* Written task
Pick out each line containing the string "процессе".

-- Data rows start --

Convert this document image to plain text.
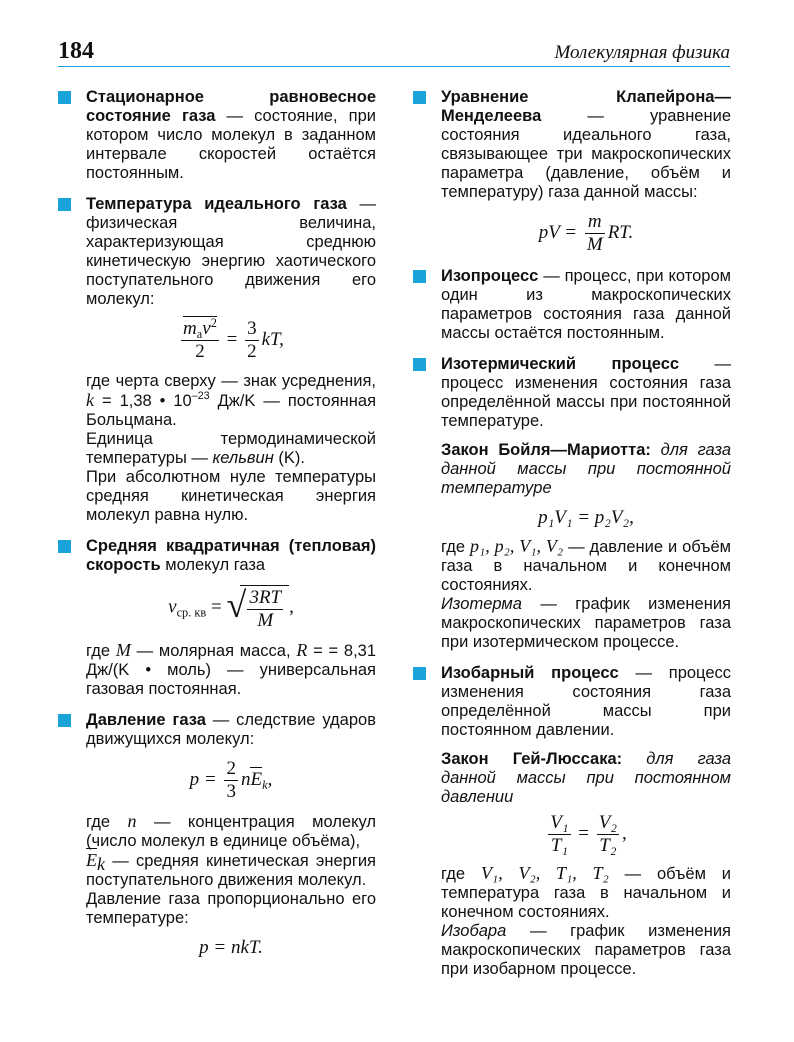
184	Молекулярная физика

Стационарное равновесное состояние газа — состояние, при котором число молекул в заданном интервале скоростей остаётся постоянным.

Температура идеального газа — физическая величина, характеризующая среднюю кинетическую энергию хаотического поступательного движения его молекул:

$\frac{m_av^2}{2} = \frac{3}{2}$ kT,

где черта сверху — знак усреднения, k = 1,38 • $10^{-23}$ Дж/K — постоянная Больцмана.

Единица термодинамической температуры — кельвин (K).

При абсолютном нуле температуры средняя кинетическая энергия молекул равна нулю.

Средняя квадратичная (тепловая) скорость молекул газа

$v_{ср. кв}$ = √ $\frac{3RT}{M}$ ,

где M — молярная масса, R = = 8,31 Дж/(K • моль) — универсальная газовая постоянная.

Давление газа — следствие ударов движущихся молекул:

$p = \frac{2}{3} nE_k$,

где n — концентрация молекул (число молекул в единице объёма),

$E_k$ — средняя кинетическая энергия поступательного движения молекул.

Давление газа пропорционально его температуре:

p = nkT.

Уравнение Клапейрона—Менделеева — уравнение состояния идеального газа, связывающее три макроскопических параметра (давление, объём и температуру) газа данной массы:

pV = $\frac{m}{M}$ RT.

Изопроцесс — процесс, при котором один из макроскопических параметров состояния газа данной массы остаётся постоянным.

Изотермический процесс — процесс изменения состояния газа определённой массы при постоянной температуре.

Закон Бойля—Мариотта: для газа данной массы при постоянной температуре

p₁V₁ = p₂V₂,

где p₁, p₂, V₁, V₂ — давление и объём газа в начальном и конечном состояниях.

Изотерма — график изменения макроскопических параметров газа при изотермическом процессе.

Изобарный процесс — процесс изменения состояния газа определённой массы при постоянном давлении.

Закон Гей-Люссака: для газа данной массы при постоянном давлении

$\frac{\text{V₁}}{\text{T₁}} = \frac{\text{V₂}}{\text{T₂}}$ ,

где V₁, V₂, T₁, T₂ — объём и температура газа в начальном и конечном состояниях.

Изобара — график изменения макроскопических параметров газа при изобарном процессе.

-- Data rows end --

* Finished task
Изотерма — график изменения макроскопических параметров газа при изотермическом процессе.
Изобара — график изменения макроскопических параметров газа при изобарном процессе.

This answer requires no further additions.